### TASK STATEMENT
Search the material and gather each line with "Phil" in it.

### MATERIAL
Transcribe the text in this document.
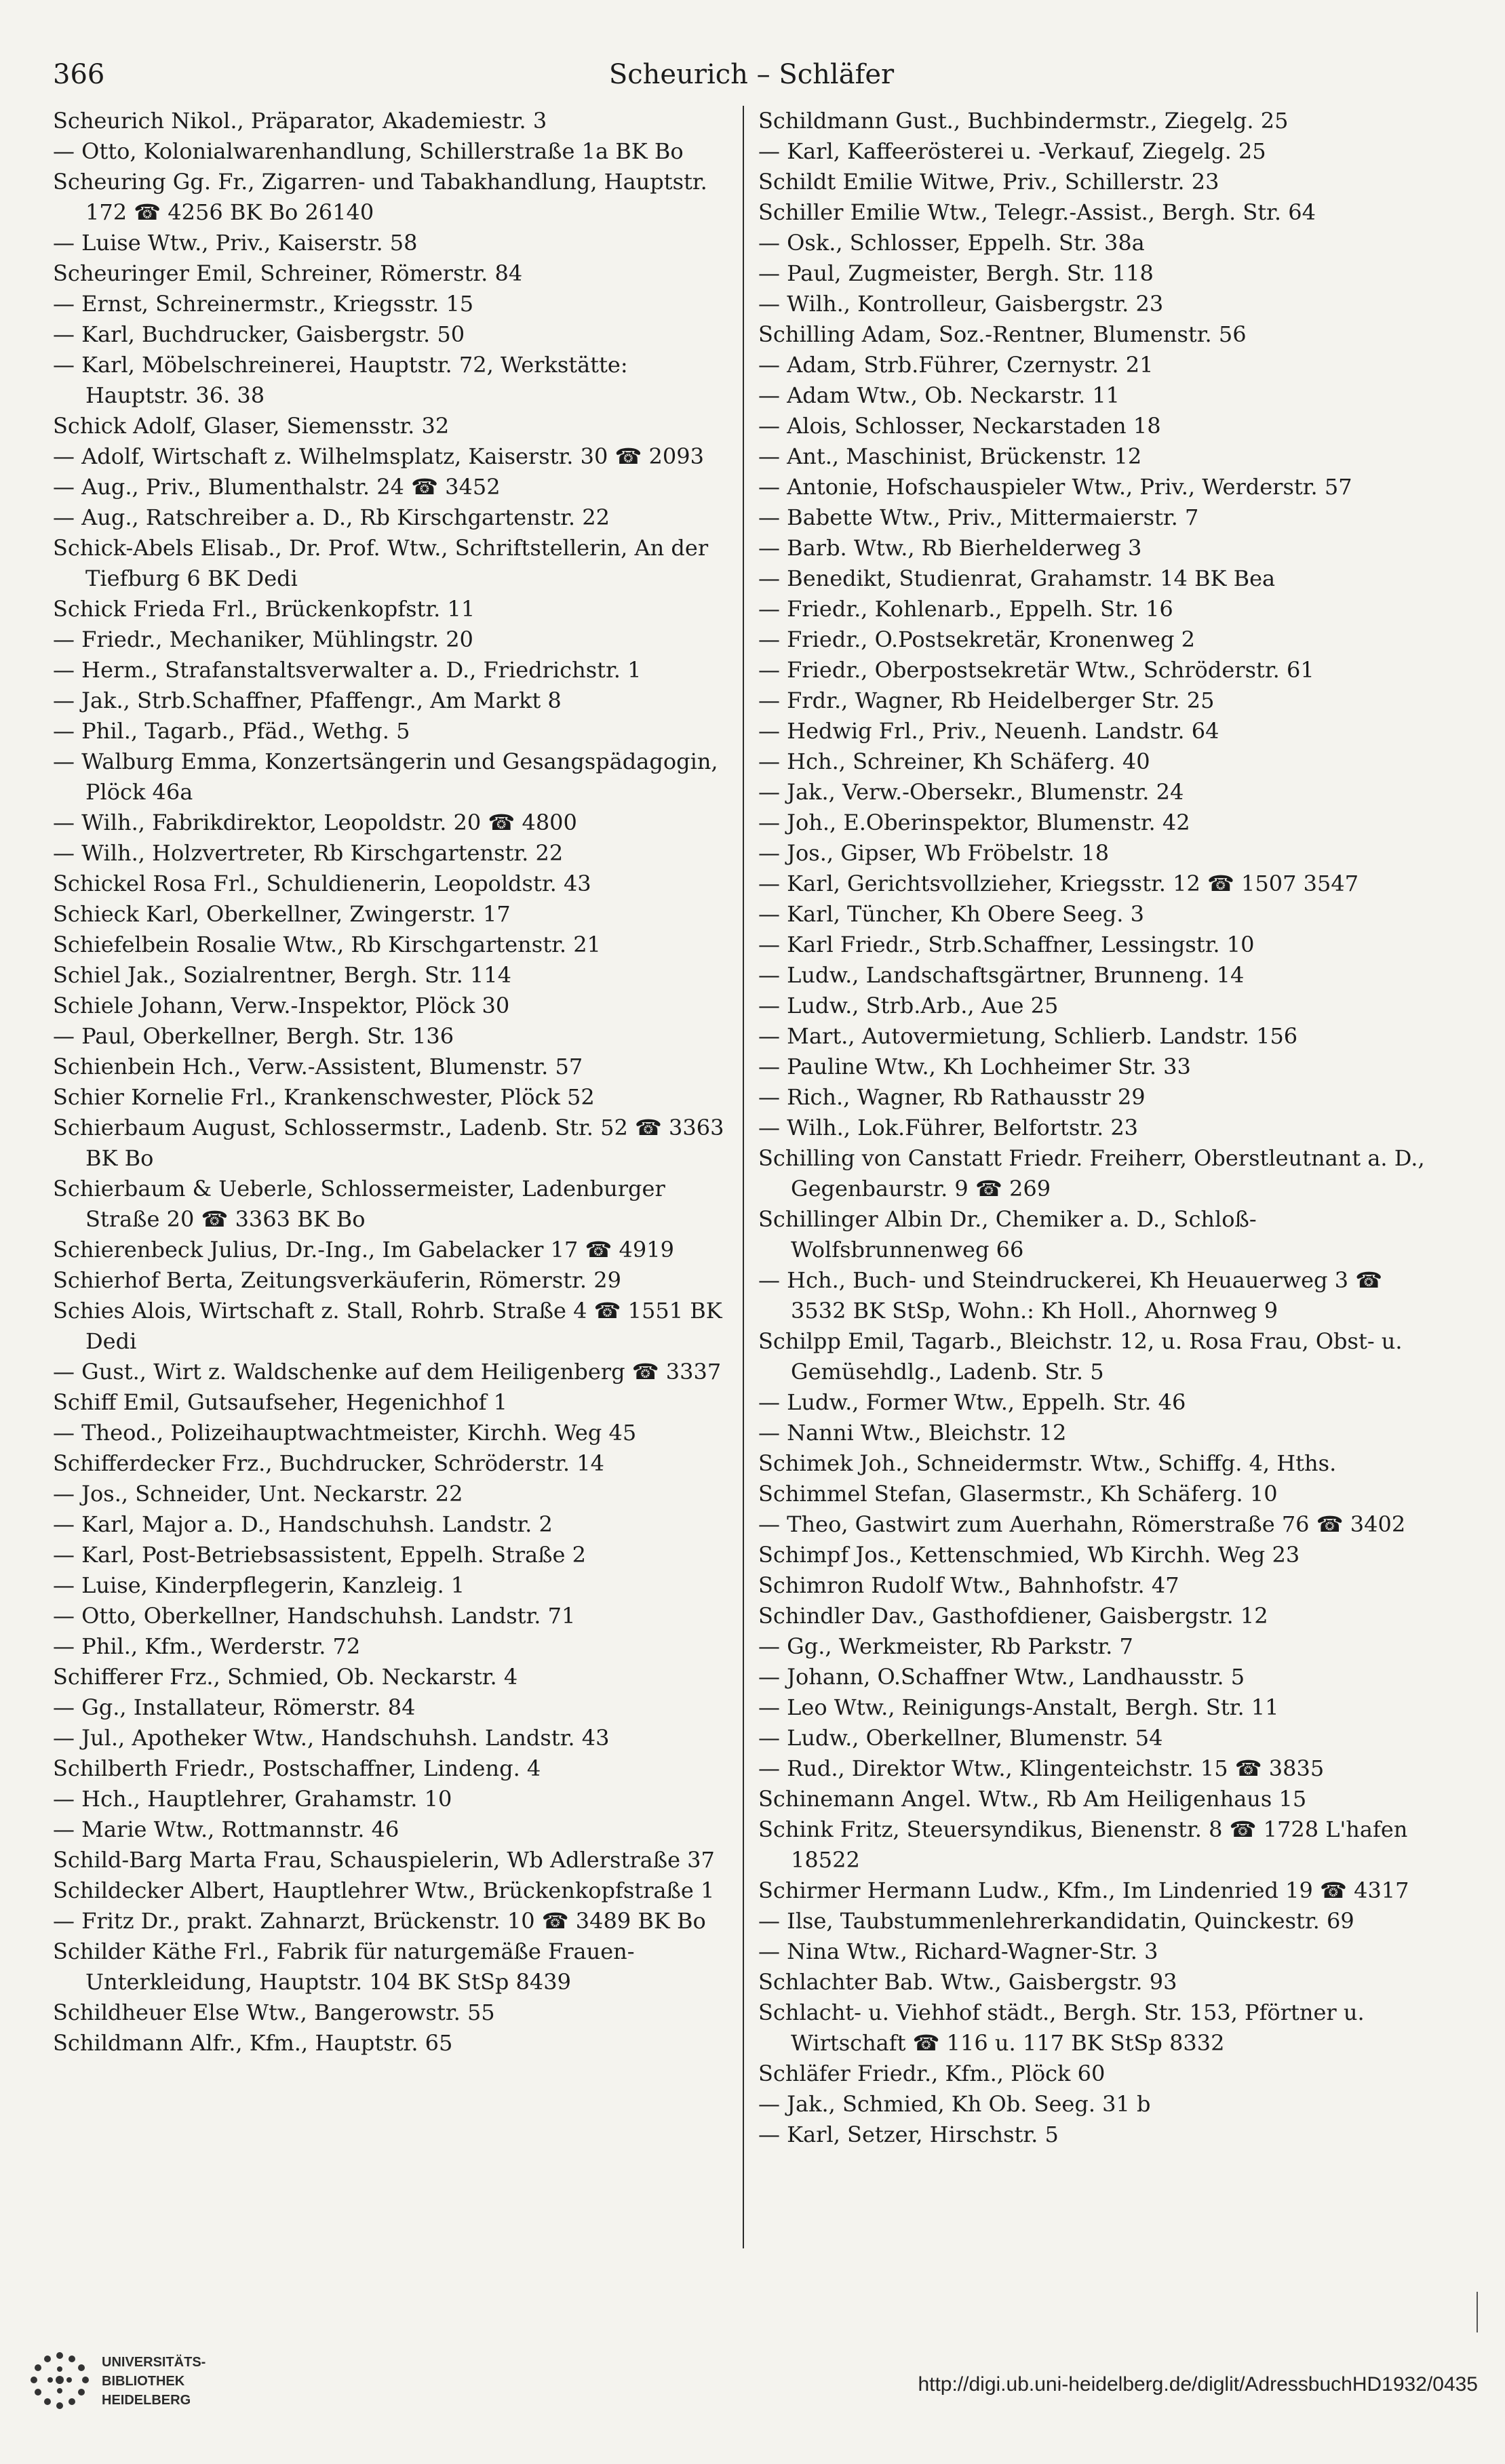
366	Scheurich – Schläfer
Scheurich Nikol., Präparator, Akademiestr. 3
— Otto, Kolonialwarenhandlung, Schillerstraße 1a BK Bo
Scheuring Gg. Fr., Zigarren- und Tabakhandlung, Hauptstr. 172 ☎ 4256 BK Bo 26140
— Luise Wtw., Priv., Kaiserstr. 58
Scheuringer Emil, Schreiner, Römerstr. 84
— Ernst, Schreinermstr., Kriegsstr. 15
— Karl, Buchdrucker, Gaisbergstr. 50
— Karl, Möbelschreinerei, Hauptstr. 72, Werkstätte: Hauptstr. 36. 38
Schick Adolf, Glaser, Siemensstr. 32
— Adolf, Wirtschaft z. Wilhelmsplatz, Kaiserstr. 30 ☎ 2093
— Aug., Priv., Blumenthalstr. 24 ☎ 3452
— Aug., Ratschreiber a. D., Rb Kirschgartenstr. 22
Schick-Abels Elisab., Dr. Prof. Wtw., Schriftstellerin, An der Tiefburg 6 BK Dedi
Schick Frieda Frl., Brückenkopfstr. 11
— Friedr., Mechaniker, Mühlingstr. 20
— Herm., Strafanstaltsverwalter a. D., Friedrichstr. 1
— Jak., Strb.Schaffner, Pfaffengr., Am Markt 8
— Phil., Tagarb., Pfäd., Wethg. 5
— Walburg Emma, Konzertsängerin und Gesangspädagogin, Plöck 46a
— Wilh., Fabrikdirektor, Leopoldstr. 20 ☎ 4800
— Wilh., Holzvertreter, Rb Kirschgartenstr. 22
Schickel Rosa Frl., Schuldienerin, Leopoldstr. 43
Schieck Karl, Oberkellner, Zwingerstr. 17
Schiefelbein Rosalie Wtw., Rb Kirschgartenstr. 21
Schiel Jak., Sozialrentner, Bergh. Str. 114
Schiele Johann, Verw.-Inspektor, Plöck 30
— Paul, Oberkellner, Bergh. Str. 136
Schienbein Hch., Verw.-Assistent, Blumenstr. 57
Schier Kornelie Frl., Krankenschwester, Plöck 52
Schierbaum August, Schlossermstr., Ladenb. Str. 52 ☎ 3363 BK Bo
Schierbaum & Ueberle, Schlossermeister, Ladenburger Straße 20 ☎ 3363 BK Bo
Schierenbeck Julius, Dr.-Ing., Im Gabelacker 17 ☎ 4919
Schierhof Berta, Zeitungsverkäuferin, Römerstr. 29
Schies Alois, Wirtschaft z. Stall, Rohrb. Straße 4 ☎ 1551 BK Dedi
— Gust., Wirt z. Waldschenke auf dem Heiligenberg ☎ 3337
Schiff Emil, Gutsaufseher, Hegenichhof 1
— Theod., Polizeihauptwachtmeister, Kirchh. Weg 45
Schifferdecker Frz., Buchdrucker, Schröderstr. 14
— Jos., Schneider, Unt. Neckarstr. 22
— Karl, Major a. D., Handschuhsh. Landstr. 2
— Karl, Post-Betriebsassistent, Eppelh. Straße 2
— Luise, Kinderpflegerin, Kanzleig. 1
— Otto, Oberkellner, Handschuhsh. Landstr. 71
— Phil., Kfm., Werderstr. 72
Schifferer Frz., Schmied, Ob. Neckarstr. 4
— Gg., Installateur, Römerstr. 84
— Jul., Apotheker Wtw., Handschuhsh. Landstr. 43
Schilberth Friedr., Postschaffner, Lindeng. 4
— Hch., Hauptlehrer, Grahamstr. 10
— Marie Wtw., Rottmannstr. 46
Schild-Barg Marta Frau, Schauspielerin, Wb Adlerstraße 37
Schildecker Albert, Hauptlehrer Wtw., Brückenkopfstraße 1
— Fritz Dr., prakt. Zahnarzt, Brückenstr. 10 ☎ 3489 BK Bo
Schilder Käthe Frl., Fabrik für naturgemäße Frauen-Unterkleidung, Hauptstr. 104 BK StSp 8439
Schildheuer Else Wtw., Bangerowstr. 55
Schildmann Alfr., Kfm., Hauptstr. 65
Schildmann Gust., Buchbindermstr., Ziegelg. 25
— Karl, Kaffeerösterei u. -Verkauf, Ziegelg. 25
Schildt Emilie Witwe, Priv., Schillerstr. 23
Schiller Emilie Wtw., Telegr.-Assist., Bergh. Str. 64
— Osk., Schlosser, Eppelh. Str. 38a
— Paul, Zugmeister, Bergh. Str. 118
— Wilh., Kontrolleur, Gaisbergstr. 23
Schilling Adam, Soz.-Rentner, Blumenstr. 56
— Adam, Strb.Führer, Czernystr. 21
— Adam Wtw., Ob. Neckarstr. 11
— Alois, Schlosser, Neckarstaden 18
— Ant., Maschinist, Brückenstr. 12
— Antonie, Hofschauspieler Wtw., Priv., Werderstr. 57
— Babette Wtw., Priv., Mittermaierstr. 7
— Barb. Wtw., Rb Bierhelderweg 3
— Benedikt, Studienrat, Grahamstr. 14 BK Bea
— Friedr., Kohlenarb., Eppelh. Str. 16
— Friedr., O.Postsekretär, Kronenweg 2
— Friedr., Oberpostsekretär Wtw., Schröderstr. 61
— Frdr., Wagner, Rb Heidelberger Str. 25
— Hedwig Frl., Priv., Neuenh. Landstr. 64
— Hch., Schreiner, Kh Schäferg. 40
— Jak., Verw.-Obersekr., Blumenstr. 24
— Joh., E.Oberinspektor, Blumenstr. 42
— Jos., Gipser, Wb Fröbelstr. 18
— Karl, Gerichtsvollzieher, Kriegsstr. 12 ☎ 1507 3547
— Karl, Tüncher, Kh Obere Seeg. 3
— Karl Friedr., Strb.Schaffner, Lessingstr. 10
— Ludw., Landschaftsgärtner, Brunneng. 14
— Ludw., Strb.Arb., Aue 25
— Mart., Autovermietung, Schlierb. Landstr. 156
— Pauline Wtw., Kh Lochheimer Str. 33
— Rich., Wagner, Rb Rathausstr 29
— Wilh., Lok.Führer, Belfortstr. 23
Schilling von Canstatt Friedr. Freiherr, Oberstleutnant a. D., Gegenbaurstr. 9 ☎ 269
Schillinger Albin Dr., Chemiker a. D., Schloß-Wolfsbrunnenweg 66
— Hch., Buch- und Steindruckerei, Kh Heuauerweg 3 ☎ 3532 BK StSp, Wohn.: Kh Holl., Ahornweg 9
Schilpp Emil, Tagarb., Bleichstr. 12, u. Rosa Frau, Obst- u. Gemüsehdlg., Ladenb. Str. 5
— Ludw., Former Wtw., Eppelh. Str. 46
— Nanni Wtw., Bleichstr. 12
Schimek Joh., Schneidermstr. Wtw., Schiffg. 4, Hths.
Schimmel Stefan, Glasermstr., Kh Schäferg. 10
— Theo, Gastwirt zum Auerhahn, Römerstraße 76 ☎ 3402
Schimpf Jos., Kettenschmied, Wb Kirchh. Weg 23
Schimron Rudolf Wtw., Bahnhofstr. 47
Schindler Dav., Gasthofdiener, Gaisbergstr. 12
— Gg., Werkmeister, Rb Parkstr. 7
— Johann, O.Schaffner Wtw., Landhausstr. 5
— Leo Wtw., Reinigungs-Anstalt, Bergh. Str. 11
— Ludw., Oberkellner, Blumenstr. 54
— Rud., Direktor Wtw., Klingenteichstr. 15 ☎ 3835
Schinemann Angel. Wtw., Rb Am Heiligenhaus 15
Schink Fritz, Steuersyndikus, Bienenstr. 8 ☎ 1728 L'hafen 18522
Schirmer Hermann Ludw., Kfm., Im Lindenried 19 ☎ 4317
— Ilse, Taubstummenlehrerkandidatin, Quinckestr. 69
— Nina Wtw., Richard-Wagner-Str. 3
Schlachter Bab. Wtw., Gaisbergstr. 93
Schlacht- u. Viehhof städt., Bergh. Str. 153, Pförtner u. Wirtschaft ☎ 116 u. 117 BK StSp 8332
Schläfer Friedr., Kfm., Plöck 60
— Jak., Schmied, Kh Ob. Seeg. 31 b
— Karl, Setzer, Hirschstr. 5
UNIVERSITÄTS-
BIBLIOTHEK
HEIDELBERG
http://digi.ub.uni-heidelberg.de/diglit/AdressbuchHD1932/0435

### FINAL ANSWER
— Phil., Tagarb., Pfäd., Wethg. 5
— Phil., Kfm., Werderstr. 72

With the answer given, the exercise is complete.